| Given task |
Transcribe the data that follows precisely, omitting nothing.

########################################

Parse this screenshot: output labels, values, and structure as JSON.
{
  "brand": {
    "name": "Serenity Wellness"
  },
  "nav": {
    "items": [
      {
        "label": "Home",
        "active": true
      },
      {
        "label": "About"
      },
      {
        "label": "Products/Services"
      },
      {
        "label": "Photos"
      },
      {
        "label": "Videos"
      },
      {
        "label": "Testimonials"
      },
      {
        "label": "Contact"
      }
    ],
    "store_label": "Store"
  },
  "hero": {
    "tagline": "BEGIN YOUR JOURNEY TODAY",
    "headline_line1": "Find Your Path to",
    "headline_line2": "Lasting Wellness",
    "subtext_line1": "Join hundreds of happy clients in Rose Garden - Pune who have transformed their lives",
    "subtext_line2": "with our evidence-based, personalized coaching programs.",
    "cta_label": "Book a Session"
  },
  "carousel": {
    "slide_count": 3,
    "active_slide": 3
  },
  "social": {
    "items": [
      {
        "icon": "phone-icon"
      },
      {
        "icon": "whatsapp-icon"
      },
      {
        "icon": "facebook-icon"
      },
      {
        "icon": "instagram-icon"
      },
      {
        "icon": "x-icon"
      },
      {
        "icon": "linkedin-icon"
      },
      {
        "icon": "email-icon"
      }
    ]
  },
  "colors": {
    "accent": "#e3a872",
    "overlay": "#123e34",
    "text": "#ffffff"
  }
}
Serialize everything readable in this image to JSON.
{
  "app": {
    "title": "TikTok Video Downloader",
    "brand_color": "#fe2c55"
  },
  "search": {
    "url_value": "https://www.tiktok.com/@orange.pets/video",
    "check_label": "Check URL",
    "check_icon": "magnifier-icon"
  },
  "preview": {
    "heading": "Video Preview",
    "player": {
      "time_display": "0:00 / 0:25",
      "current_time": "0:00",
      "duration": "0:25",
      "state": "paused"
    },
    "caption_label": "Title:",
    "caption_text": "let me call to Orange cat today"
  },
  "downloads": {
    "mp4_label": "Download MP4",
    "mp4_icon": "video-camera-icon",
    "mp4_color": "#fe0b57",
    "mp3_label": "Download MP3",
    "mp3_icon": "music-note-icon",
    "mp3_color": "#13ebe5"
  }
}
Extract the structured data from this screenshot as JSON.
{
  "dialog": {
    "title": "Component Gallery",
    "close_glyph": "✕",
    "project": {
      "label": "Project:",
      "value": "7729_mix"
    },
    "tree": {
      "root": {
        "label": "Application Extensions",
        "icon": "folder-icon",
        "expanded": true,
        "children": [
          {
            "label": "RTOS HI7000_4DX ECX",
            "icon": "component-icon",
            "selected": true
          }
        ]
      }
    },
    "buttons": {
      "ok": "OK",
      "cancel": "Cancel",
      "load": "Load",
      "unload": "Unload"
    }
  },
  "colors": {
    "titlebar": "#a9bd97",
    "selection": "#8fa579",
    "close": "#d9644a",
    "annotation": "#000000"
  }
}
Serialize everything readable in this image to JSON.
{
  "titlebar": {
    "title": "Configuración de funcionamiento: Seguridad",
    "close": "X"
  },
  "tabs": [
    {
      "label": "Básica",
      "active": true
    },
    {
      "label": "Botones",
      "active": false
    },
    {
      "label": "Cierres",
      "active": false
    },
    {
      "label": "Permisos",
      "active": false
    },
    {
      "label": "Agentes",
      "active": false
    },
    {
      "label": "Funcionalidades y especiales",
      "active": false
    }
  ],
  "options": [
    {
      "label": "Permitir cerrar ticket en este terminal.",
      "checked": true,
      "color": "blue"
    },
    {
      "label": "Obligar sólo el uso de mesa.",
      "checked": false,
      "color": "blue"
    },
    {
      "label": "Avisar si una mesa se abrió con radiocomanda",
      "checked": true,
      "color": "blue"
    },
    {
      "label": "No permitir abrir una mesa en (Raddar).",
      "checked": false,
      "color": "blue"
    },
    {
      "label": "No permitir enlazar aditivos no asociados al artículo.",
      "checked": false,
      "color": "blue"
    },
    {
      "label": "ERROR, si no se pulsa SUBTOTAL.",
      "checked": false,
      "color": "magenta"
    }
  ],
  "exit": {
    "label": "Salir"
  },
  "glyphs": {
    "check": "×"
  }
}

########################################

| Answer below |
Parse this screenshot: output labels, values, and structure as JSON.
{
  "brand": {
    "name": "Serenity Wellness"
  },
  "nav": {
    "items": [
      {
        "label": "Home",
        "active": true
      },
      {
        "label": "About"
      },
      {
        "label": "Products/Services"
      },
      {
        "label": "Photos"
      },
      {
        "label": "Videos"
      },
      {
        "label": "Testimonials"
      },
      {
        "label": "Contact"
      }
    ],
    "store_label": "Store"
  },
  "hero": {
    "tagline": "BEGIN YOUR JOURNEY TODAY",
    "headline_line1": "Find Your Path to",
    "headline_line2": "Lasting Wellness",
    "subtext_line1": "Join hundreds of happy clients in Rose Garden - Pune who have transformed their lives",
    "subtext_line2": "with our evidence-based, personalized coaching programs.",
    "cta_label": "Book a Session"
  },
  "carousel": {
    "slide_count": 3,
    "active_slide": 3
  },
  "social": {
    "items": [
      {
        "icon": "phone-icon"
      },
      {
        "icon": "whatsapp-icon"
      },
      {
        "icon": "facebook-icon"
      },
      {
        "icon": "instagram-icon"
      },
      {
        "icon": "x-icon"
      },
      {
        "icon": "linkedin-icon"
      },
      {
        "icon": "email-icon"
      }
    ]
  },
  "colors": {
    "accent": "#e3a872",
    "overlay": "#123e34",
    "text": "#ffffff"
  }
}
Serialize everything readable in this image to JSON.
{
  "app": {
    "title": "TikTok Video Downloader",
    "brand_color": "#fe2c55"
  },
  "search": {
    "url_value": "https://www.tiktok.com/@orange.pets/video",
    "check_label": "Check URL",
    "check_icon": "magnifier-icon"
  },
  "preview": {
    "heading": "Video Preview",
    "player": {
      "time_display": "0:00 / 0:25",
      "current_time": "0:00",
      "duration": "0:25",
      "state": "paused"
    },
    "caption_label": "Title:",
    "caption_text": "let me call to Orange cat today"
  },
  "downloads": {
    "mp4_label": "Download MP4",
    "mp4_icon": "video-camera-icon",
    "mp4_color": "#fe0b57",
    "mp3_label": "Download MP3",
    "mp3_icon": "music-note-icon",
    "mp3_color": "#13ebe5"
  }
}
Extract the structured data from this screenshot as JSON.
{
  "dialog": {
    "title": "Component Gallery",
    "close_glyph": "✕",
    "project": {
      "label": "Project:",
      "value": "7729_mix"
    },
    "tree": {
      "root": {
        "label": "Application Extensions",
        "icon": "folder-icon",
        "expanded": true,
        "children": [
          {
            "label": "RTOS HI7000_4DX ECX",
            "icon": "component-icon",
            "selected": true
          }
        ]
      }
    },
    "buttons": {
      "ok": "OK",
      "cancel": "Cancel",
      "load": "Load",
      "unload": "Unload"
    }
  },
  "colors": {
    "titlebar": "#a9bd97",
    "selection": "#8fa579",
    "close": "#d9644a",
    "annotation": "#000000"
  }
}
Serialize everything readable in this image to JSON.
{
  "titlebar": {
    "title": "Configuración de funcionamiento: Seguridad",
    "close": "X"
  },
  "tabs": [
    {
      "label": "Básica",
      "active": true
    },
    {
      "label": "Botones",
      "active": false
    },
    {
      "label": "Cierres",
      "active": false
    },
    {
      "label": "Permisos",
      "active": false
    },
    {
      "label": "Agentes",
      "active": false
    },
    {
      "label": "Funcionalidades y especiales",
      "active": false
    }
  ],
  "options": [
    {
      "label": "Permitir cerrar ticket en este terminal.",
      "checked": true,
      "color": "blue"
    },
    {
      "label": "Obligar sólo el uso de mesa.",
      "checked": false,
      "color": "blue"
    },
    {
      "label": "Avisar si una mesa se abrió con radiocomanda",
      "checked": true,
      "color": "blue"
    },
    {
      "label": "No permitir abrir una mesa en (Raddar).",
      "checked": false,
      "color": "blue"
    },
    {
      "label": "No permitir enlazar aditivos no asociados al artículo.",
      "checked": false,
      "color": "blue"
    },
    {
      "label": "ERROR, si no se pulsa SUBTOTAL.",
      "checked": false,
      "color": "magenta"
    }
  ],
  "exit": {
    "label": "Salir"
  },
  "glyphs": {
    "check": "×"
  }
}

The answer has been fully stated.